Which lines include the word "control"? Copy each of them.

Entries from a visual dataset

__________

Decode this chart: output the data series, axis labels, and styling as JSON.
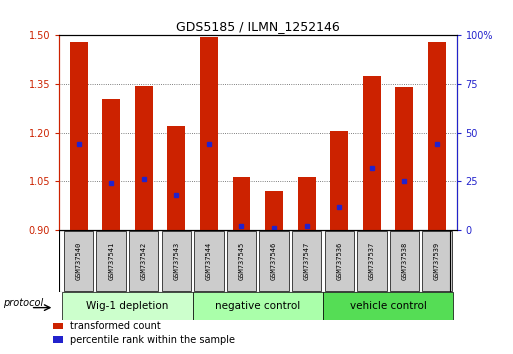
{
  "title": "GDS5185 / ILMN_1252146",
  "samples": [
    "GSM737540",
    "GSM737541",
    "GSM737542",
    "GSM737543",
    "GSM737544",
    "GSM737545",
    "GSM737546",
    "GSM737547",
    "GSM737536",
    "GSM737537",
    "GSM737538",
    "GSM737539"
  ],
  "bar_tops": [
    1.48,
    1.305,
    1.345,
    1.22,
    1.495,
    1.065,
    1.02,
    1.065,
    1.205,
    1.375,
    1.34,
    1.48
  ],
  "bar_bottom": 0.9,
  "percentile_ranks": [
    44,
    24,
    26,
    18,
    44,
    2,
    1,
    2,
    12,
    32,
    25,
    44
  ],
  "groups": [
    {
      "label": "Wig-1 depletion",
      "start": 0,
      "end": 4,
      "color": "#ccffcc"
    },
    {
      "label": "negative control",
      "start": 4,
      "end": 8,
      "color": "#aaffaa"
    },
    {
      "label": "vehicle control",
      "start": 8,
      "end": 12,
      "color": "#66ee66"
    }
  ],
  "ylim_left": [
    0.9,
    1.5
  ],
  "ylim_right": [
    0,
    100
  ],
  "yticks_left": [
    0.9,
    1.05,
    1.2,
    1.35,
    1.5
  ],
  "yticks_right": [
    0,
    25,
    50,
    75,
    100
  ],
  "bar_color": "#cc2200",
  "dot_color": "#2222cc",
  "bar_width": 0.55,
  "grid_color": "#555555",
  "label_color_left": "#cc2200",
  "label_color_right": "#2222cc",
  "protocol_label": "protocol",
  "legend_items": [
    {
      "color": "#cc2200",
      "label": "transformed count"
    },
    {
      "color": "#2222cc",
      "label": "percentile rank within the sample"
    }
  ],
  "title_fontsize": 9,
  "tick_fontsize": 7,
  "sample_fontsize": 5,
  "group_fontsize": 7.5
}
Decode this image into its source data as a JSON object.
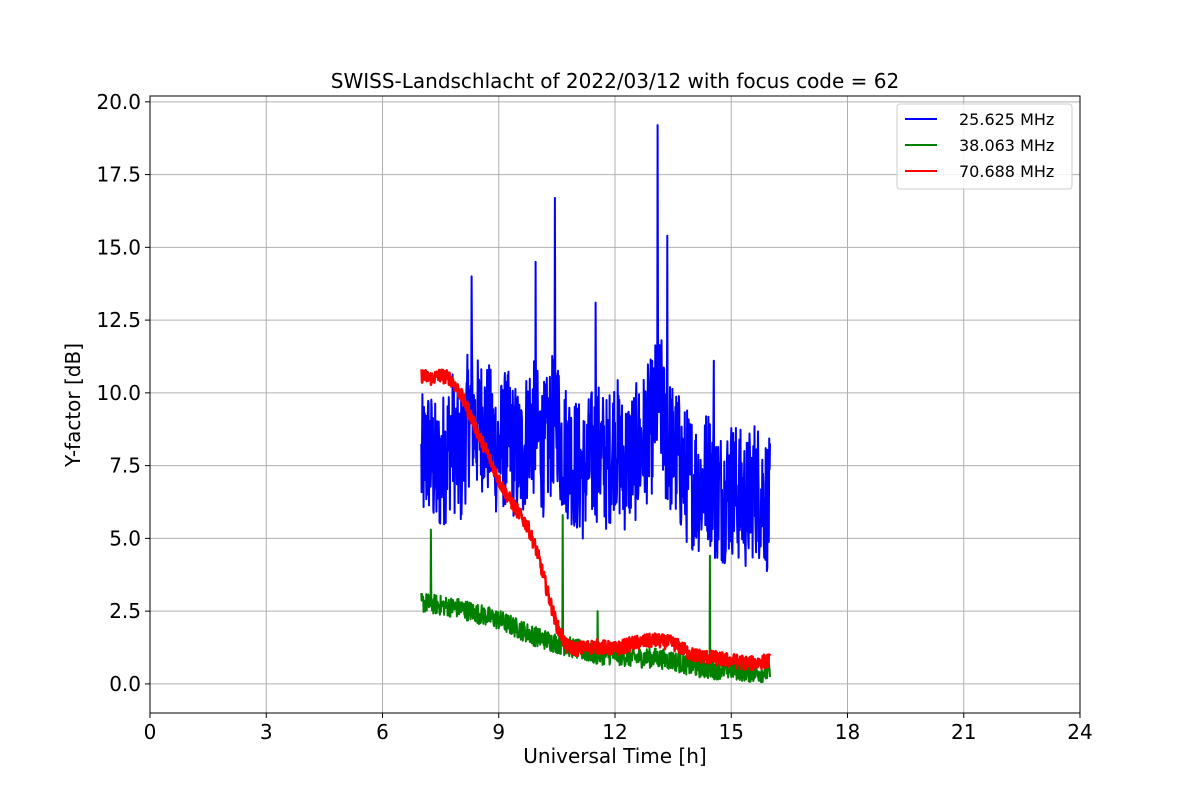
{
  "chart_data": {
    "type": "line",
    "title": "SWISS-Landschlacht of 2022/03/12 with focus code = 62",
    "xlabel": "Universal Time [h]",
    "ylabel": "Y-factor [dB]",
    "xlim": [
      0,
      24
    ],
    "ylim": [
      -1.0,
      20.2
    ],
    "xticks": [
      0,
      3,
      6,
      9,
      12,
      15,
      18,
      21,
      24
    ],
    "xtick_labels": [
      "0",
      "3",
      "6",
      "9",
      "12",
      "15",
      "18",
      "21",
      "24"
    ],
    "yticks": [
      0.0,
      2.5,
      5.0,
      7.5,
      10.0,
      12.5,
      15.0,
      17.5,
      20.0
    ],
    "ytick_labels": [
      "0.0",
      "2.5",
      "5.0",
      "7.5",
      "10.0",
      "12.5",
      "15.0",
      "17.5",
      "20.0"
    ],
    "grid": true,
    "legend_position": "top-right",
    "series": [
      {
        "name": "25.625 MHz",
        "color": "#0000ff",
        "x": [
          7.0,
          7.2,
          7.4,
          7.6,
          7.8,
          8.0,
          8.2,
          8.3,
          8.4,
          8.6,
          8.8,
          9.0,
          9.2,
          9.4,
          9.6,
          9.8,
          10.0,
          10.2,
          10.4,
          10.5,
          10.6,
          10.8,
          11.0,
          11.2,
          11.4,
          11.6,
          11.8,
          12.0,
          12.2,
          12.4,
          12.6,
          12.8,
          13.0,
          13.1,
          13.2,
          13.3,
          13.4,
          13.6,
          13.8,
          14.0,
          14.2,
          14.4,
          14.5,
          14.6,
          14.8,
          15.0,
          15.2,
          15.4,
          15.6,
          15.8,
          16.0
        ],
        "y": [
          7.5,
          8.0,
          7.2,
          7.8,
          8.5,
          7.5,
          9.0,
          9.5,
          8.8,
          9.0,
          8.5,
          8.0,
          8.5,
          8.0,
          7.8,
          9.0,
          8.5,
          8.0,
          9.0,
          9.5,
          8.2,
          8.0,
          7.5,
          7.2,
          7.8,
          8.0,
          7.5,
          8.5,
          7.5,
          7.8,
          8.0,
          8.5,
          9.0,
          10.0,
          9.5,
          8.5,
          8.2,
          7.8,
          7.2,
          7.0,
          6.8,
          7.2,
          7.0,
          6.5,
          6.5,
          6.8,
          6.5,
          6.2,
          6.8,
          6.5,
          6.0
        ],
        "spikes": [
          {
            "x": 8.3,
            "y": 14.0
          },
          {
            "x": 9.95,
            "y": 14.5
          },
          {
            "x": 10.45,
            "y": 16.7
          },
          {
            "x": 11.5,
            "y": 13.1
          },
          {
            "x": 13.1,
            "y": 19.2
          },
          {
            "x": 13.35,
            "y": 15.4
          },
          {
            "x": 14.55,
            "y": 11.1
          }
        ]
      },
      {
        "name": "38.063 MHz",
        "color": "#008000",
        "x": [
          7.0,
          7.5,
          8.0,
          8.5,
          9.0,
          9.5,
          10.0,
          10.5,
          11.0,
          11.5,
          12.0,
          12.5,
          13.0,
          13.5,
          14.0,
          14.5,
          15.0,
          15.5,
          16.0
        ],
        "y": [
          2.8,
          2.7,
          2.6,
          2.4,
          2.2,
          1.9,
          1.6,
          1.4,
          1.2,
          1.0,
          1.0,
          0.9,
          0.9,
          0.8,
          0.6,
          0.5,
          0.5,
          0.4,
          0.4
        ],
        "spikes": [
          {
            "x": 7.25,
            "y": 5.3
          },
          {
            "x": 10.65,
            "y": 5.8
          },
          {
            "x": 11.55,
            "y": 2.5
          },
          {
            "x": 14.45,
            "y": 4.4
          }
        ]
      },
      {
        "name": "70.688 MHz",
        "color": "#ff0000",
        "x": [
          7.0,
          7.25,
          7.5,
          7.75,
          8.0,
          8.25,
          8.5,
          8.75,
          9.0,
          9.25,
          9.5,
          9.75,
          10.0,
          10.25,
          10.5,
          10.75,
          11.0,
          11.5,
          12.0,
          12.5,
          13.0,
          13.5,
          14.0,
          14.5,
          15.0,
          15.5,
          16.0
        ],
        "y": [
          10.6,
          10.5,
          10.6,
          10.5,
          10.0,
          9.3,
          8.5,
          7.8,
          7.0,
          6.4,
          5.9,
          5.4,
          4.5,
          3.2,
          2.0,
          1.3,
          1.2,
          1.3,
          1.2,
          1.4,
          1.5,
          1.4,
          1.0,
          0.9,
          0.8,
          0.7,
          0.8
        ]
      }
    ]
  }
}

__________

EXPECTED ANSWER =
      "label": "negative control",
      "label": "vehicle control",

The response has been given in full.